• [RECORDS FOR THIS TASK]:
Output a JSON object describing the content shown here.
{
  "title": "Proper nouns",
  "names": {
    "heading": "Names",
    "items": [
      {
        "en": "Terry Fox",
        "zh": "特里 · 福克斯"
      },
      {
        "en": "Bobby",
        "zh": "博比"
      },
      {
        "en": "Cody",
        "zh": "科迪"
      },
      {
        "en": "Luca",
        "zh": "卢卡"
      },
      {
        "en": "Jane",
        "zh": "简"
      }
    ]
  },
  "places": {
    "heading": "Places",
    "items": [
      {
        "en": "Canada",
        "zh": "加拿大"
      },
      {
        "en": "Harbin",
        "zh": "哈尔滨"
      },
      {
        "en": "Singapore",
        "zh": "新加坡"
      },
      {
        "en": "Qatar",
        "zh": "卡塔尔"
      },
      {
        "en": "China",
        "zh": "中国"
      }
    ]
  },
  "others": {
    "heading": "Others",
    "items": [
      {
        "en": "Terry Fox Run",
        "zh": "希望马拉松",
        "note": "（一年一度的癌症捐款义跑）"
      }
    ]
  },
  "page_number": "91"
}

---

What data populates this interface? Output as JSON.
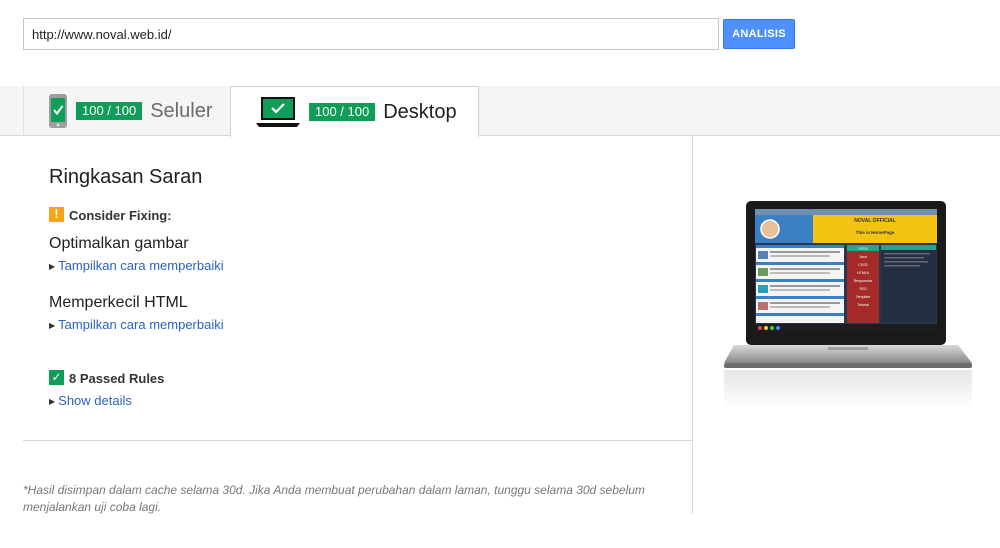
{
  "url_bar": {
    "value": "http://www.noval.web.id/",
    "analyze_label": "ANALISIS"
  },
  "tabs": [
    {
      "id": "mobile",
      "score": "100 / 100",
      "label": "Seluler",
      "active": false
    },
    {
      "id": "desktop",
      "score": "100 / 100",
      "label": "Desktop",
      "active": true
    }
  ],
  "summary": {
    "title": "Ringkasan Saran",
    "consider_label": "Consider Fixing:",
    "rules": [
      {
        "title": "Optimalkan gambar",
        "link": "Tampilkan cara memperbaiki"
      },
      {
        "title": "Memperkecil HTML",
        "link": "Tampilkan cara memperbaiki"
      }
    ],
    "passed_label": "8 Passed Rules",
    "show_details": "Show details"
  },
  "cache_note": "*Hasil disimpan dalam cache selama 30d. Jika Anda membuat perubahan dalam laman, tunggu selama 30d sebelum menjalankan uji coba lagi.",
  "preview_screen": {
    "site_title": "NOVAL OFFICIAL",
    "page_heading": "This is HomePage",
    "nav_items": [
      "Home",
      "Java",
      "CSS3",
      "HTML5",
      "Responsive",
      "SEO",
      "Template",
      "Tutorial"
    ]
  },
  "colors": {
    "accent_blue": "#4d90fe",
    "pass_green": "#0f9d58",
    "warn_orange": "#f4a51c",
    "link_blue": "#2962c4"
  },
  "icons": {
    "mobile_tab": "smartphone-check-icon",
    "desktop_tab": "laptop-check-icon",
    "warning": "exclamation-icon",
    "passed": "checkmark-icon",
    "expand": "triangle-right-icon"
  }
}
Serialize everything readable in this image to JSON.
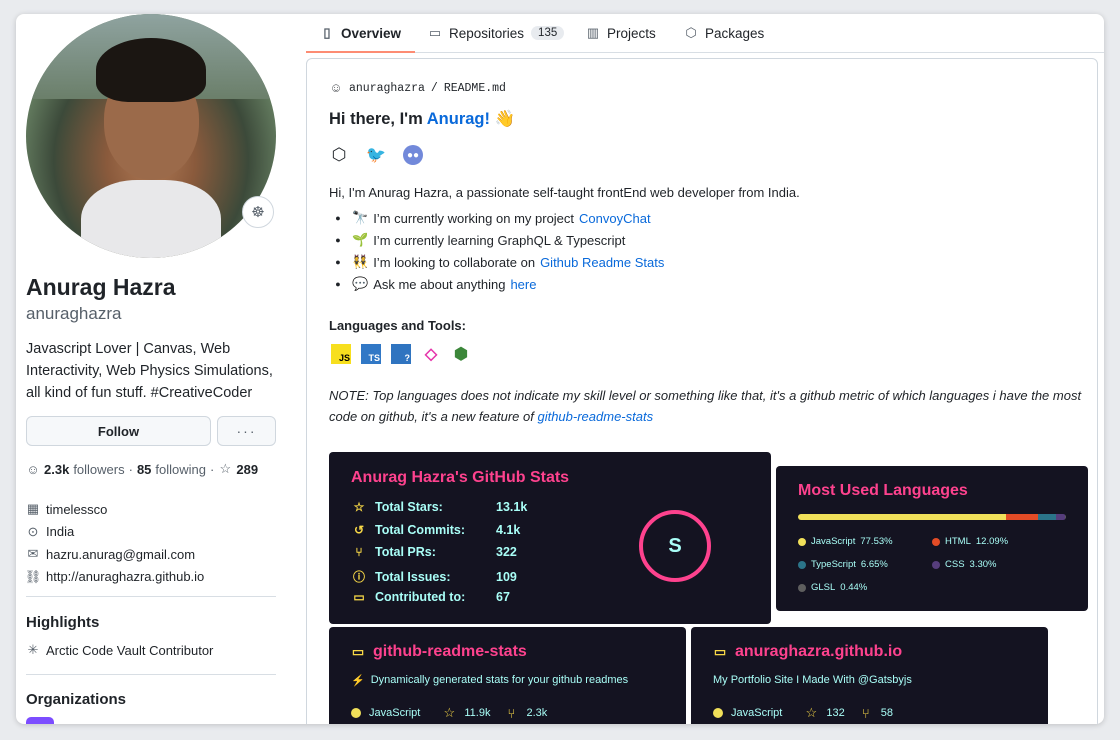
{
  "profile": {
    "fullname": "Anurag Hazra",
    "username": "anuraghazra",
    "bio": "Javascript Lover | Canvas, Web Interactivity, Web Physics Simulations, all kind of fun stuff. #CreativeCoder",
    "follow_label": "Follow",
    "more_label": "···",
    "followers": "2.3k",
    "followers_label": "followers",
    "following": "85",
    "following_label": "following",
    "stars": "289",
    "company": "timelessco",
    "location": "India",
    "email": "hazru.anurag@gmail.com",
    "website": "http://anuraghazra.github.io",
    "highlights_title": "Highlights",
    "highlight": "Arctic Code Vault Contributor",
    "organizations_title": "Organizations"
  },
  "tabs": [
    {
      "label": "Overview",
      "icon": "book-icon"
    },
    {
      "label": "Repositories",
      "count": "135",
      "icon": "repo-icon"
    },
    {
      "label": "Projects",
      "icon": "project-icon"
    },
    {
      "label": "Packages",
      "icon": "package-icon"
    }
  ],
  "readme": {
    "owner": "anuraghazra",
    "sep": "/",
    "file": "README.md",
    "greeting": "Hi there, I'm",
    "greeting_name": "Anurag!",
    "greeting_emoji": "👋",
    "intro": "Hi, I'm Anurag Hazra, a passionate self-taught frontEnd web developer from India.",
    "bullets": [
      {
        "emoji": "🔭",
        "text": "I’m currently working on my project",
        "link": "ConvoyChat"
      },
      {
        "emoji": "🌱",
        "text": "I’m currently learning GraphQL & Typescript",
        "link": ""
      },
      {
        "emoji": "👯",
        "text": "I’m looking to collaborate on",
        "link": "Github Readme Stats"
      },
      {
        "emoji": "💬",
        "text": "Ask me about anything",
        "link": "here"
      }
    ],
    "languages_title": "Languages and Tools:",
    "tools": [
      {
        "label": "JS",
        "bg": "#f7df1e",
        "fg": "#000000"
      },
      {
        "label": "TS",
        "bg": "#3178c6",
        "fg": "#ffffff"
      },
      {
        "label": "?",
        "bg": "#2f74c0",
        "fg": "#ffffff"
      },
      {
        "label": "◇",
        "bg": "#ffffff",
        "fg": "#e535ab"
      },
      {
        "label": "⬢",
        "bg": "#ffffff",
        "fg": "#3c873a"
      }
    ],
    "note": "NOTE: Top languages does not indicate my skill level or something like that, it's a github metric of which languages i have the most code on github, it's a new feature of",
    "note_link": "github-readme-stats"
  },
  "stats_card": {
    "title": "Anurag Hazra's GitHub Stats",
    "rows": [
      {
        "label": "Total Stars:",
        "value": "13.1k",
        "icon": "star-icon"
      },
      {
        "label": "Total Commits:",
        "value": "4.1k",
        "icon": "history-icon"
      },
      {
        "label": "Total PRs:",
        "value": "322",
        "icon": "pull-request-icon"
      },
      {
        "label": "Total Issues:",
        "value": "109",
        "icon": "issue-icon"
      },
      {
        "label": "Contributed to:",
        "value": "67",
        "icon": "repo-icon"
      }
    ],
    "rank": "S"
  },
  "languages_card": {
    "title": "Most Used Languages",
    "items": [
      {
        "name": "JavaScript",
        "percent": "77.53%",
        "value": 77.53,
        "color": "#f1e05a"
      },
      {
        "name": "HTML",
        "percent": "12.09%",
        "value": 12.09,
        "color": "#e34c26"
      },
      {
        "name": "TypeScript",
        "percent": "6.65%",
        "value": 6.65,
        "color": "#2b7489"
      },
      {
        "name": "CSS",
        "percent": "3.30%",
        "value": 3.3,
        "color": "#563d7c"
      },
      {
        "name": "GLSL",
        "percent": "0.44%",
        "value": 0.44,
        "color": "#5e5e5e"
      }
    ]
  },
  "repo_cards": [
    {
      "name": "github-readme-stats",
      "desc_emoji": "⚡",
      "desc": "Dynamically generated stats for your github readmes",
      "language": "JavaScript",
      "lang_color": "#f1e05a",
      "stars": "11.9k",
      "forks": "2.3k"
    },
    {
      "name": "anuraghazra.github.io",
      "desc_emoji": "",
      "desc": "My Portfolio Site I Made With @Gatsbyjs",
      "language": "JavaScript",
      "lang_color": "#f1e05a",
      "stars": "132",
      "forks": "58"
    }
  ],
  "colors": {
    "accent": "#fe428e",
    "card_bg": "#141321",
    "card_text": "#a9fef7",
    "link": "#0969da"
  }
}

* * *

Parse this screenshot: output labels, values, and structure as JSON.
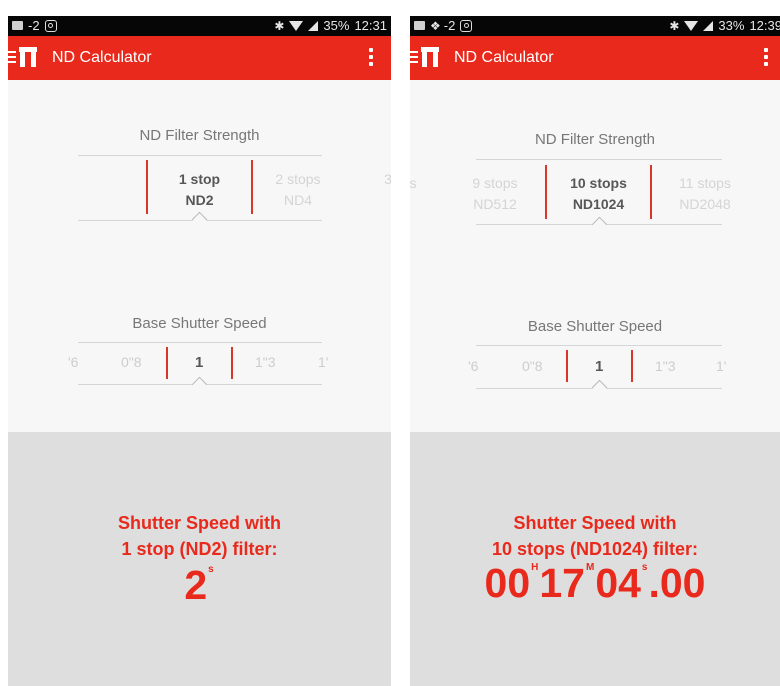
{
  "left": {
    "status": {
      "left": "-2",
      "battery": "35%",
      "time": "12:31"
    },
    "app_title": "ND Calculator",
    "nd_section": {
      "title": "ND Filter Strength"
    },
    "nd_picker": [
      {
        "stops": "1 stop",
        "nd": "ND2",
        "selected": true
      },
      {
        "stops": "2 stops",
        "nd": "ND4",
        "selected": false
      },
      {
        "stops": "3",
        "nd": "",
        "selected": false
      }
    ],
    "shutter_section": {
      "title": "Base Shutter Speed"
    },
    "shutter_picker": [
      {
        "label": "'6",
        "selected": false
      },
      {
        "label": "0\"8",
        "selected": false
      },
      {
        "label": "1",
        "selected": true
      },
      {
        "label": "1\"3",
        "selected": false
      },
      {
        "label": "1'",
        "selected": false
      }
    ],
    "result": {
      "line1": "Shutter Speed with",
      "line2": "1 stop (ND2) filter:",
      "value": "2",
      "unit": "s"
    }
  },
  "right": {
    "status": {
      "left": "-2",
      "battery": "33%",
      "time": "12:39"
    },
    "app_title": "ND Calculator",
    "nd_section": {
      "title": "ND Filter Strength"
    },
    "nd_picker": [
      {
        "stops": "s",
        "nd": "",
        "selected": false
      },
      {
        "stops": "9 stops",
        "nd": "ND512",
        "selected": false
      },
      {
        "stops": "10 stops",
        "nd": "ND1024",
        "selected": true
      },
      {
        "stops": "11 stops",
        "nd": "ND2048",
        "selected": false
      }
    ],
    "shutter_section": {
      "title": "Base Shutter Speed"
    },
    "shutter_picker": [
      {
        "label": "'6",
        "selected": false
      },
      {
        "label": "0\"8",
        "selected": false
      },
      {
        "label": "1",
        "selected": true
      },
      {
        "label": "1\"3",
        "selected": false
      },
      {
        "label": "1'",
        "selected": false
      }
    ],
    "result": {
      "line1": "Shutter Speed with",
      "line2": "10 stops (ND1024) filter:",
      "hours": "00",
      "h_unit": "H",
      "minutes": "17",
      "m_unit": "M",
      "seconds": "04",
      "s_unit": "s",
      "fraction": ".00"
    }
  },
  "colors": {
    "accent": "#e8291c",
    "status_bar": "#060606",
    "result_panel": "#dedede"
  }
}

• [GIVEN TASK]: Select, from the listing, all lines that include the word "Total".

• [SOLUTION]:
        "label": "Total Stars:",
        "label": "Total Commits:",
        "label": "Total PRs:",
        "label": "Total Issues:",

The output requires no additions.